Aim. Write out, exactly as they appear, only the lines running from the line with "Read the values" to the final line of the listing; include both.

Dataset records.
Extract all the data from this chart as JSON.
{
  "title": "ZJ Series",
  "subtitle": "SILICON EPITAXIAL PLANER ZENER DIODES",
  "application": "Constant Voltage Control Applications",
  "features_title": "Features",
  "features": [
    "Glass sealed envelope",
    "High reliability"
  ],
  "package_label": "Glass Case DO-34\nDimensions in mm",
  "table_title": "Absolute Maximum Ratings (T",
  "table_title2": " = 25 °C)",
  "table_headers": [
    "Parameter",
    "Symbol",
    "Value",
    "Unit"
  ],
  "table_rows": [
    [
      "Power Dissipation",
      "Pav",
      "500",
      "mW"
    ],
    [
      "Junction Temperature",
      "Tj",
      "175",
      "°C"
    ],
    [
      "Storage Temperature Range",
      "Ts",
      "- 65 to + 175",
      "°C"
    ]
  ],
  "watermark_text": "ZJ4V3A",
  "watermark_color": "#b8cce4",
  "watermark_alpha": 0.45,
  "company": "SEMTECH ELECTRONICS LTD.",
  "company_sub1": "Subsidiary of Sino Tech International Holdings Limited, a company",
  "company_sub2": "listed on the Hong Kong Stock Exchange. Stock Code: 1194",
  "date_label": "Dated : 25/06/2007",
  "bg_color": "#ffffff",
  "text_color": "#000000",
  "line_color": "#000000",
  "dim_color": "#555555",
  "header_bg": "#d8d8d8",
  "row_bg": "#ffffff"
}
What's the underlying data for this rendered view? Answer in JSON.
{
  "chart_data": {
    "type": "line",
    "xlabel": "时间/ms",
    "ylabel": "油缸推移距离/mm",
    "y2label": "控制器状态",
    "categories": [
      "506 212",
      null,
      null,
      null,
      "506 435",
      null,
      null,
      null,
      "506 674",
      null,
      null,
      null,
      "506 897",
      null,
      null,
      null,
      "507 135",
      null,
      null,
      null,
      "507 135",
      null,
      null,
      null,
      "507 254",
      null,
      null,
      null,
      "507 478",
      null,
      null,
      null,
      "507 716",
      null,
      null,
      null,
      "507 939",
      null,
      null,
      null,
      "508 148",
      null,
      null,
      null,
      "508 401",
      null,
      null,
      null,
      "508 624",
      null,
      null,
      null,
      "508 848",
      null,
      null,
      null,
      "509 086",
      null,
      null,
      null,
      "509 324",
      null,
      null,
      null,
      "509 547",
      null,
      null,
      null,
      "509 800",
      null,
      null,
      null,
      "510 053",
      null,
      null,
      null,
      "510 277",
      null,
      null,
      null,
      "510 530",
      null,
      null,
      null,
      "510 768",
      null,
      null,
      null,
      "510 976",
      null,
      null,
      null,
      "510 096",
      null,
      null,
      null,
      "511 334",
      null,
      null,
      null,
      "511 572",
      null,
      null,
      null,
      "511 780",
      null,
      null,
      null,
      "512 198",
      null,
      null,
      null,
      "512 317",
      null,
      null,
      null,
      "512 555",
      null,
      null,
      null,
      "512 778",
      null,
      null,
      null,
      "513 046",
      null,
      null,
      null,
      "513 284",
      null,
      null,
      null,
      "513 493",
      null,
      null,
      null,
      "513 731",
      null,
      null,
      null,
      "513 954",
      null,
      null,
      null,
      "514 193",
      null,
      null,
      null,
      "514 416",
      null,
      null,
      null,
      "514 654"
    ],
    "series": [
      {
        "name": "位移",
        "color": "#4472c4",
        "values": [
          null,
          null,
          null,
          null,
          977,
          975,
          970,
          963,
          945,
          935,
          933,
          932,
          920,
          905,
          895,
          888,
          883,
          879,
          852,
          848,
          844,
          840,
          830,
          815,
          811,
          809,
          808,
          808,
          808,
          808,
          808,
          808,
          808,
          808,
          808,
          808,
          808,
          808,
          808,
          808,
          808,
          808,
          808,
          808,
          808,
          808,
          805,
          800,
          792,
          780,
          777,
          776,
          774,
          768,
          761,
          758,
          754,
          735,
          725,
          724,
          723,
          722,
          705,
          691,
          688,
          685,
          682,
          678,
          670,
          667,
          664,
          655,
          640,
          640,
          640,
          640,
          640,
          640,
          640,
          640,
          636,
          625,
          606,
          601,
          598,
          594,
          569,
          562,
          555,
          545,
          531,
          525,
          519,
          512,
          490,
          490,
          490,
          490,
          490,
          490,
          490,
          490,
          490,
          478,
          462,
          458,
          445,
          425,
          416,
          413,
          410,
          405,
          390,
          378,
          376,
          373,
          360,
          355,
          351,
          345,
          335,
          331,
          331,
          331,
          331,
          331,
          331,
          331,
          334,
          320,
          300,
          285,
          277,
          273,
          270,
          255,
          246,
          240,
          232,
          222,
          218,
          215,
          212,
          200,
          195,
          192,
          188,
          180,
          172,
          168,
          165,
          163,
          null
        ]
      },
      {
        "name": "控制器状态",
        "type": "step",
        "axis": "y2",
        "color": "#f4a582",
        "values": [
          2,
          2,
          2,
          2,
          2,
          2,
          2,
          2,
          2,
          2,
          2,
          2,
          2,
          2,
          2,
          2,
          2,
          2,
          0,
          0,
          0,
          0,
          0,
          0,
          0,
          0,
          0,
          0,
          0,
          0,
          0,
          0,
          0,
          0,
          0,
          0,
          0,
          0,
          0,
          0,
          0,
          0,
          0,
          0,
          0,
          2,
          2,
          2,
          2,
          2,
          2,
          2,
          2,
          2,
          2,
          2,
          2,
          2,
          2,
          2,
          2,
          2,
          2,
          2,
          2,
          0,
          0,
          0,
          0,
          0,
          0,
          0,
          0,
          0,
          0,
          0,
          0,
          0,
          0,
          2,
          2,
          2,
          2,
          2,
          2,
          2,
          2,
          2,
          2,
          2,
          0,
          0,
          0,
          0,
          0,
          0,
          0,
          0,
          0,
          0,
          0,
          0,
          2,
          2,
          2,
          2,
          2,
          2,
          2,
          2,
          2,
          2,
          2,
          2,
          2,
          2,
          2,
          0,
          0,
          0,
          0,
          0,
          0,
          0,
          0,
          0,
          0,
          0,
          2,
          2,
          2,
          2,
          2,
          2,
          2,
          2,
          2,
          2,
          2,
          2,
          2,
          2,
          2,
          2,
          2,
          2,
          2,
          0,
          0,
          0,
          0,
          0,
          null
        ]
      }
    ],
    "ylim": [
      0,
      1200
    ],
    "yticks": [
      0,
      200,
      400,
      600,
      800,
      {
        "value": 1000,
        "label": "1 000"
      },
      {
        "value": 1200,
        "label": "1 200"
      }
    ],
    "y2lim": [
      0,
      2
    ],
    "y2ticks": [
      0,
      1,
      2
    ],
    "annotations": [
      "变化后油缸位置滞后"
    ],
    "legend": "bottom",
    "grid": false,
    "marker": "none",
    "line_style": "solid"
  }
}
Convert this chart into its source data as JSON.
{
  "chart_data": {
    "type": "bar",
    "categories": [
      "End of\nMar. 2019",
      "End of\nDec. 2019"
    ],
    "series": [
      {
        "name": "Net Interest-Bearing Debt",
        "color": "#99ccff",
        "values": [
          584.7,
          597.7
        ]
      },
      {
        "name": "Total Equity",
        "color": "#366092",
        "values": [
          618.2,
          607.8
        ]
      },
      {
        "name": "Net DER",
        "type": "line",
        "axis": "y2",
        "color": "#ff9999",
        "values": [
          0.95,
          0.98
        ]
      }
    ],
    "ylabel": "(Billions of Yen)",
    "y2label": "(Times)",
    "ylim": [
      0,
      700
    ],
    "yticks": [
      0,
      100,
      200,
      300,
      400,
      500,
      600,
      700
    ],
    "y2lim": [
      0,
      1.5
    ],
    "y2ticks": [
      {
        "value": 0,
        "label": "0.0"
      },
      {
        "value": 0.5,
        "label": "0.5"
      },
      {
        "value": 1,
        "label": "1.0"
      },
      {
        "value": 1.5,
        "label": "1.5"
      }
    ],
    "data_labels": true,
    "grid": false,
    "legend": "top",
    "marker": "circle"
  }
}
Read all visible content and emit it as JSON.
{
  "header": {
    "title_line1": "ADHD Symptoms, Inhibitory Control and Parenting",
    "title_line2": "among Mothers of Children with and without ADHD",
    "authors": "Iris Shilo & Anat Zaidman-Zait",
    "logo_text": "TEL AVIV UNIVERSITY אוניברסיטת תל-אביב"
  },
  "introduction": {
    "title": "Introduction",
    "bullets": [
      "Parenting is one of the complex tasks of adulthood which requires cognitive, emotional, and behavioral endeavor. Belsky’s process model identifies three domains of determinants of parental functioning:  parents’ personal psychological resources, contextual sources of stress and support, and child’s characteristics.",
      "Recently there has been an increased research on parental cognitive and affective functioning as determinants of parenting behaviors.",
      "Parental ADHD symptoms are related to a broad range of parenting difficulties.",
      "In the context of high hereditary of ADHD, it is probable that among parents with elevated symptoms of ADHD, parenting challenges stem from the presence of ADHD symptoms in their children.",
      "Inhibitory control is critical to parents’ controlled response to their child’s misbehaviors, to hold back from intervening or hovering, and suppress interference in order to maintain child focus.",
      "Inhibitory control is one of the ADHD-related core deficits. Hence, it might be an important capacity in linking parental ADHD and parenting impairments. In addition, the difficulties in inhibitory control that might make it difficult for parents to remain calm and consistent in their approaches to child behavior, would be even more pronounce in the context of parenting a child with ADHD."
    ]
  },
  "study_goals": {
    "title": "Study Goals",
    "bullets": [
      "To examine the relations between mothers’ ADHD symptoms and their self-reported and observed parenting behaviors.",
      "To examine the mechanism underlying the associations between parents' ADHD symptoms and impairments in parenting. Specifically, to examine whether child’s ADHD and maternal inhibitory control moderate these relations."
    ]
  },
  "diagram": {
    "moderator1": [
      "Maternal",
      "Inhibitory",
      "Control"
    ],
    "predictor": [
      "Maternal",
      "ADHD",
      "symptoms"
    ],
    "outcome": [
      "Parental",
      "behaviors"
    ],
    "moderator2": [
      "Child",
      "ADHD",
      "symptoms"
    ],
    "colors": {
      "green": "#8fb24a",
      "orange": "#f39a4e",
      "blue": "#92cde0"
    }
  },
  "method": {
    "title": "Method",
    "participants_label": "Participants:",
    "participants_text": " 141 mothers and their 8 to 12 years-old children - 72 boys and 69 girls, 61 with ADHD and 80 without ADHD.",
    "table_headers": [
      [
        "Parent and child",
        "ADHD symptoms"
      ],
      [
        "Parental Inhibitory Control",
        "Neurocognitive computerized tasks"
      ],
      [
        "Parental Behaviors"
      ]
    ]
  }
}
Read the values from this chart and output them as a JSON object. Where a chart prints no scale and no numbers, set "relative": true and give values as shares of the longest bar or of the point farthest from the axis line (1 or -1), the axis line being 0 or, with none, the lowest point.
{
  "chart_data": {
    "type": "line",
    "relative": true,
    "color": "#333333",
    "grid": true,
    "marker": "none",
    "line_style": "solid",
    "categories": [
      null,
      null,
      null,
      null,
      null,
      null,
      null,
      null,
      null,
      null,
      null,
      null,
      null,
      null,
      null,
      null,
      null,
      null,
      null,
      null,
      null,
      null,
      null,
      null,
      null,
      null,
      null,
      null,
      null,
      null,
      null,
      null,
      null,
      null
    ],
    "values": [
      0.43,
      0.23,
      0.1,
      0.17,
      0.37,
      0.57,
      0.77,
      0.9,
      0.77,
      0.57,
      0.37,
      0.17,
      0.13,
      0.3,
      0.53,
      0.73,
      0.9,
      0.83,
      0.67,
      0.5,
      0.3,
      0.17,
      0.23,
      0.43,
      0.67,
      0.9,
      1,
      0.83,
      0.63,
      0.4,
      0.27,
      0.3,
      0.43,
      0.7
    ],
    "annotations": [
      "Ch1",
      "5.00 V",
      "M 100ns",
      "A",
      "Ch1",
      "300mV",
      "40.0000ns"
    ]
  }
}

The response.
Read the values from this chart and output them as a JSON object. Where a chart prints no scale and no numbers, set "relative": true and give values as shares of the longest bar or of the point farthest from the axis line (1 or -1), the axis line being 0 or, with none, the lowest point.
{
  "chart_data": {
    "type": "line",
    "relative": true,
    "color": "#333333",
    "grid": true,
    "marker": "none",
    "line_style": "solid",
    "categories": [
      null,
      null,
      null,
      null,
      null,
      null,
      null,
      null,
      null,
      null,
      null,
      null,
      null,
      null,
      null,
      null,
      null,
      null,
      null,
      null,
      null,
      null,
      null,
      null,
      null,
      null,
      null,
      null,
      null,
      null,
      null,
      null,
      null,
      null
    ],
    "values": [
      0.43,
      0.23,
      0.1,
      0.17,
      0.37,
      0.57,
      0.77,
      0.9,
      0.77,
      0.57,
      0.37,
      0.17,
      0.13,
      0.3,
      0.53,
      0.73,
      0.9,
      0.83,
      0.67,
      0.5,
      0.3,
      0.17,
      0.23,
      0.43,
      0.67,
      0.9,
      1,
      0.83,
      0.63,
      0.4,
      0.27,
      0.3,
      0.43,
      0.7
    ],
    "annotations": [
      "Ch1",
      "5.00 V",
      "M 100ns",
      "A",
      "Ch1",
      "300mV",
      "40.0000ns"
    ]
  }
}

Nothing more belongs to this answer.